[Collected data entries]
[Begin]

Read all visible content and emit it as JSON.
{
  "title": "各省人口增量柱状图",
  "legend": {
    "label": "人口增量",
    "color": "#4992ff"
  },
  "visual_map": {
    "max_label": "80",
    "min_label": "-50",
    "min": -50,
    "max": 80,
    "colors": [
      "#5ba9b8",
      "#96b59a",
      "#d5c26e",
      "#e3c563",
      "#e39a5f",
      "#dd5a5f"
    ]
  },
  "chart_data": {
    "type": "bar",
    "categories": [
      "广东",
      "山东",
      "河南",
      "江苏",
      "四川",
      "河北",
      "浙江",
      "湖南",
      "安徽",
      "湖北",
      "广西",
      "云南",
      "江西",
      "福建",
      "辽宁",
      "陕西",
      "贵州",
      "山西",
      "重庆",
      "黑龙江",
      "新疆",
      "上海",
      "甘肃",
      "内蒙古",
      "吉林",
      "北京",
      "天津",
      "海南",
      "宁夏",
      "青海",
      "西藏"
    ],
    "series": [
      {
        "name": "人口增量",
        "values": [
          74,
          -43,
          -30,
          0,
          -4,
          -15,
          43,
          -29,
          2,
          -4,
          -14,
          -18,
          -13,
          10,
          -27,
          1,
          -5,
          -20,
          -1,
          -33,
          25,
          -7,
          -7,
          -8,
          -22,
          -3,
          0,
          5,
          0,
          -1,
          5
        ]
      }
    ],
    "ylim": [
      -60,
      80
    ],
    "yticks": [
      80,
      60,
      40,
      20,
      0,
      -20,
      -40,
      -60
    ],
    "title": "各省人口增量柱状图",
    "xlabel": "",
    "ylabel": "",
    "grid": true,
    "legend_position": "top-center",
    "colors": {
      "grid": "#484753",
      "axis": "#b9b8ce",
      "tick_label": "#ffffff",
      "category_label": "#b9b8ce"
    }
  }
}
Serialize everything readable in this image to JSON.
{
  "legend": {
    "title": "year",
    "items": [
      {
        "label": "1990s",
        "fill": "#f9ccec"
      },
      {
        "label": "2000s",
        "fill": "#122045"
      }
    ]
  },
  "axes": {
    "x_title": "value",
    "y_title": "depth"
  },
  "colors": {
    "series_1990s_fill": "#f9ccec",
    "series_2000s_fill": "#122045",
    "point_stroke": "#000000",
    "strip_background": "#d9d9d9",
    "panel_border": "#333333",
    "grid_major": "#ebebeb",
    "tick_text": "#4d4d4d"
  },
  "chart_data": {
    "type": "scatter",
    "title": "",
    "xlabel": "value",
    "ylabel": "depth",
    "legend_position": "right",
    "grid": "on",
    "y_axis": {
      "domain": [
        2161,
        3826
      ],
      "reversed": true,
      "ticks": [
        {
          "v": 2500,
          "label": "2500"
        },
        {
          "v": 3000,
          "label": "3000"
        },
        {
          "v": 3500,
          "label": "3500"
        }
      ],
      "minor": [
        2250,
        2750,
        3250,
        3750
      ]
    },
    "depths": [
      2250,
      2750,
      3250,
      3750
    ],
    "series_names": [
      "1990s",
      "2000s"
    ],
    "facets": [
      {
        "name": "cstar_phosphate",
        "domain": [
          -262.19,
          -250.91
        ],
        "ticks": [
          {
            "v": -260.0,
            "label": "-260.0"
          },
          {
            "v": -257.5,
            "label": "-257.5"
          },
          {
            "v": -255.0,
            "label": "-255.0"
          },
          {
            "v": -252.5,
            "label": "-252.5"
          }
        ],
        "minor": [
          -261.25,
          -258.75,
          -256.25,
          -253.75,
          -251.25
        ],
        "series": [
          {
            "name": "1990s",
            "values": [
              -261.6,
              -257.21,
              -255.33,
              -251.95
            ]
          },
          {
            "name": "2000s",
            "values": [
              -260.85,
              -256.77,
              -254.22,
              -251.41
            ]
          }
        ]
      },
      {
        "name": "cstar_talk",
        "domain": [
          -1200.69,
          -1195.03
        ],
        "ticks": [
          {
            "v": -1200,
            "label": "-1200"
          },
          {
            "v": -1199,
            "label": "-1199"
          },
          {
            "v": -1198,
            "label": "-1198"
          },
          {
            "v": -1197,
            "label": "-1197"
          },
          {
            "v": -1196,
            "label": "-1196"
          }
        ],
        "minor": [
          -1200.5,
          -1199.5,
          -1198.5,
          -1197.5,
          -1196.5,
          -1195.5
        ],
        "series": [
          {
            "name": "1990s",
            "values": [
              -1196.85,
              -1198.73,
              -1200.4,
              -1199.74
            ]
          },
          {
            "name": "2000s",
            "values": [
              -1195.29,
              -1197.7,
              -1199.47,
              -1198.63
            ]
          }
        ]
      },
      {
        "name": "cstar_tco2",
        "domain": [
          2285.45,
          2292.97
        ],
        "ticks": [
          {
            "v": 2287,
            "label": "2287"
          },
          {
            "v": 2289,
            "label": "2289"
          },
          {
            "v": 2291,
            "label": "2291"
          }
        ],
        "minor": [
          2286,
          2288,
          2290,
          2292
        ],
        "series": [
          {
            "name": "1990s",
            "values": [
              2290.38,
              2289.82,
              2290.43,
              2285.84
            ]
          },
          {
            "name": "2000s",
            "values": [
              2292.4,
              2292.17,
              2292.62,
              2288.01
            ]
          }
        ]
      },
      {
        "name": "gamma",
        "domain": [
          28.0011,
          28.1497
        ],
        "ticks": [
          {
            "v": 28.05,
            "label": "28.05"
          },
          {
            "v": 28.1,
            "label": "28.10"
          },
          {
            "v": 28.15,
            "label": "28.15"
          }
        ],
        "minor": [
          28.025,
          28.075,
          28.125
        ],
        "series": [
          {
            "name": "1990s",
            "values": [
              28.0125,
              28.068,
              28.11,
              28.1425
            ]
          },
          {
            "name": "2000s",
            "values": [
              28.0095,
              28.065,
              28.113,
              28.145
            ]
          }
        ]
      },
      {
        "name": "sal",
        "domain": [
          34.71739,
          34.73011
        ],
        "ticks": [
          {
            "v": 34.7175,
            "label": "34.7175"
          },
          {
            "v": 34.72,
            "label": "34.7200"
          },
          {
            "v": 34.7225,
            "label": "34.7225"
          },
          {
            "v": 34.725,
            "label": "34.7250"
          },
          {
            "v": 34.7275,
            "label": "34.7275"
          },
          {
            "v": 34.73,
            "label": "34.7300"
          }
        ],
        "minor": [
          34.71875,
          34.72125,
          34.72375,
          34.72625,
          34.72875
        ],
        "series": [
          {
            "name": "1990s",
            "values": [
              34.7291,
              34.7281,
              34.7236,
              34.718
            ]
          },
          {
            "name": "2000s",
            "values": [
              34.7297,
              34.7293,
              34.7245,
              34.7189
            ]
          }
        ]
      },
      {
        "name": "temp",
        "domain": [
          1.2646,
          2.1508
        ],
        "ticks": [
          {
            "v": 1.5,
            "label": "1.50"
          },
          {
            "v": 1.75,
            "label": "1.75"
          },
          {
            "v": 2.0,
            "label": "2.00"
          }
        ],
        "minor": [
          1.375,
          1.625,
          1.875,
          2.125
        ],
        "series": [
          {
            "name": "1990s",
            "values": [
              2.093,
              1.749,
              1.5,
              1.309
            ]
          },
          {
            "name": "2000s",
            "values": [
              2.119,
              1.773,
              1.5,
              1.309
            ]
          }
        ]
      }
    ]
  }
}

[End]

• INSTRUCTIONS FOR THE TASK
Write out every line of the material again, exactly as it reads.

• THE REPLY
Read all visible content and emit it as JSON.
{
  "title": "各省人口增量柱状图",
  "legend": {
    "label": "人口增量",
    "color": "#4992ff"
  },
  "visual_map": {
    "max_label": "80",
    "min_label": "-50",
    "min": -50,
    "max": 80,
    "colors": [
      "#5ba9b8",
      "#96b59a",
      "#d5c26e",
      "#e3c563",
      "#e39a5f",
      "#dd5a5f"
    ]
  },
  "chart_data": {
    "type": "bar",
    "categories": [
      "广东",
      "山东",
      "河南",
      "江苏",
      "四川",
      "河北",
      "浙江",
      "湖南",
      "安徽",
      "湖北",
      "广西",
      "云南",
      "江西",
      "福建",
      "辽宁",
      "陕西",
      "贵州",
      "山西",
      "重庆",
      "黑龙江",
      "新疆",
      "上海",
      "甘肃",
      "内蒙古",
      "吉林",
      "北京",
      "天津",
      "海南",
      "宁夏",
      "青海",
      "西藏"
    ],
    "series": [
      {
        "name": "人口增量",
        "values": [
          74,
          -43,
          -30,
          0,
          -4,
          -15,
          43,
          -29,
          2,
          -4,
          -14,
          -18,
          -13,
          10,
          -27,
          1,
          -5,
          -20,
          -1,
          -33,
          25,
          -7,
          -7,
          -8,
          -22,
          -3,
          0,
          5,
          0,
          -1,
          5
        ]
      }
    ],
    "ylim": [
      -60,
      80
    ],
    "yticks": [
      80,
      60,
      40,
      20,
      0,
      -20,
      -40,
      -60
    ],
    "title": "各省人口增量柱状图",
    "xlabel": "",
    "ylabel": "",
    "grid": true,
    "legend_position": "top-center",
    "colors": {
      "grid": "#484753",
      "axis": "#b9b8ce",
      "tick_label": "#ffffff",
      "category_label": "#b9b8ce"
    }
  }
}
Serialize everything readable in this image to JSON.
{
  "legend": {
    "title": "year",
    "items": [
      {
        "label": "1990s",
        "fill": "#f9ccec"
      },
      {
        "label": "2000s",
        "fill": "#122045"
      }
    ]
  },
  "axes": {
    "x_title": "value",
    "y_title": "depth"
  },
  "colors": {
    "series_1990s_fill": "#f9ccec",
    "series_2000s_fill": "#122045",
    "point_stroke": "#000000",
    "strip_background": "#d9d9d9",
    "panel_border": "#333333",
    "grid_major": "#ebebeb",
    "tick_text": "#4d4d4d"
  },
  "chart_data": {
    "type": "scatter",
    "title": "",
    "xlabel": "value",
    "ylabel": "depth",
    "legend_position": "right",
    "grid": "on",
    "y_axis": {
      "domain": [
        2161,
        3826
      ],
      "reversed": true,
      "ticks": [
        {
          "v": 2500,
          "label": "2500"
        },
        {
          "v": 3000,
          "label": "3000"
        },
        {
          "v": 3500,
          "label": "3500"
        }
      ],
      "minor": [
        2250,
        2750,
        3250,
        3750
      ]
    },
    "depths": [
      2250,
      2750,
      3250,
      3750
    ],
    "series_names": [
      "1990s",
      "2000s"
    ],
    "facets": [
      {
        "name": "cstar_phosphate",
        "domain": [
          -262.19,
          -250.91
        ],
        "ticks": [
          {
            "v": -260.0,
            "label": "-260.0"
          },
          {
            "v": -257.5,
            "label": "-257.5"
          },
          {
            "v": -255.0,
            "label": "-255.0"
          },
          {
            "v": -252.5,
            "label": "-252.5"
          }
        ],
        "minor": [
          -261.25,
          -258.75,
          -256.25,
          -253.75,
          -251.25
        ],
        "series": [
          {
            "name": "1990s",
            "values": [
              -261.6,
              -257.21,
              -255.33,
              -251.95
            ]
          },
          {
            "name": "2000s",
            "values": [
              -260.85,
              -256.77,
              -254.22,
              -251.41
            ]
          }
        ]
      },
      {
        "name": "cstar_talk",
        "domain": [
          -1200.69,
          -1195.03
        ],
        "ticks": [
          {
            "v": -1200,
            "label": "-1200"
          },
          {
            "v": -1199,
            "label": "-1199"
          },
          {
            "v": -1198,
            "label": "-1198"
          },
          {
            "v": -1197,
            "label": "-1197"
          },
          {
            "v": -1196,
            "label": "-1196"
          }
        ],
        "minor": [
          -1200.5,
          -1199.5,
          -1198.5,
          -1197.5,
          -1196.5,
          -1195.5
        ],
        "series": [
          {
            "name": "1990s",
            "values": [
              -1196.85,
              -1198.73,
              -1200.4,
              -1199.74
            ]
          },
          {
            "name": "2000s",
            "values": [
              -1195.29,
              -1197.7,
              -1199.47,
              -1198.63
            ]
          }
        ]
      },
      {
        "name": "cstar_tco2",
        "domain": [
          2285.45,
          2292.97
        ],
        "ticks": [
          {
            "v": 2287,
            "label": "2287"
          },
          {
            "v": 2289,
            "label": "2289"
          },
          {
            "v": 2291,
            "label": "2291"
          }
        ],
        "minor": [
          2286,
          2288,
          2290,
          2292
        ],
        "series": [
          {
            "name": "1990s",
            "values": [
              2290.38,
              2289.82,
              2290.43,
              2285.84
            ]
          },
          {
            "name": "2000s",
            "values": [
              2292.4,
              2292.17,
              2292.62,
              2288.01
            ]
          }
        ]
      },
      {
        "name": "gamma",
        "domain": [
          28.0011,
          28.1497
        ],
        "ticks": [
          {
            "v": 28.05,
            "label": "28.05"
          },
          {
            "v": 28.1,
            "label": "28.10"
          },
          {
            "v": 28.15,
            "label": "28.15"
          }
        ],
        "minor": [
          28.025,
          28.075,
          28.125
        ],
        "series": [
          {
            "name": "1990s",
            "values": [
              28.0125,
              28.068,
              28.11,
              28.1425
            ]
          },
          {
            "name": "2000s",
            "values": [
              28.0095,
              28.065,
              28.113,
              28.145
            ]
          }
        ]
      },
      {
        "name": "sal",
        "domain": [
          34.71739,
          34.73011
        ],
        "ticks": [
          {
            "v": 34.7175,
            "label": "34.7175"
          },
          {
            "v": 34.72,
            "label": "34.7200"
          },
          {
            "v": 34.7225,
            "label": "34.7225"
          },
          {
            "v": 34.725,
            "label": "34.7250"
          },
          {
            "v": 34.7275,
            "label": "34.7275"
          },
          {
            "v": 34.73,
            "label": "34.7300"
          }
        ],
        "minor": [
          34.71875,
          34.72125,
          34.72375,
          34.72625,
          34.72875
        ],
        "series": [
          {
            "name": "1990s",
            "values": [
              34.7291,
              34.7281,
              34.7236,
              34.718
            ]
          },
          {
            "name": "2000s",
            "values": [
              34.7297,
              34.7293,
              34.7245,
              34.7189
            ]
          }
        ]
      },
      {
        "name": "temp",
        "domain": [
          1.2646,
          2.1508
        ],
        "ticks": [
          {
            "v": 1.5,
            "label": "1.50"
          },
          {
            "v": 1.75,
            "label": "1.75"
          },
          {
            "v": 2.0,
            "label": "2.00"
          }
        ],
        "minor": [
          1.375,
          1.625,
          1.875,
          2.125
        ],
        "series": [
          {
            "name": "1990s",
            "values": [
              2.093,
              1.749,
              1.5,
              1.309
            ]
          },
          {
            "name": "2000s",
            "values": [
              2.119,
              1.773,
              1.5,
              1.309
            ]
          }
        ]
      }
    ]
  }
}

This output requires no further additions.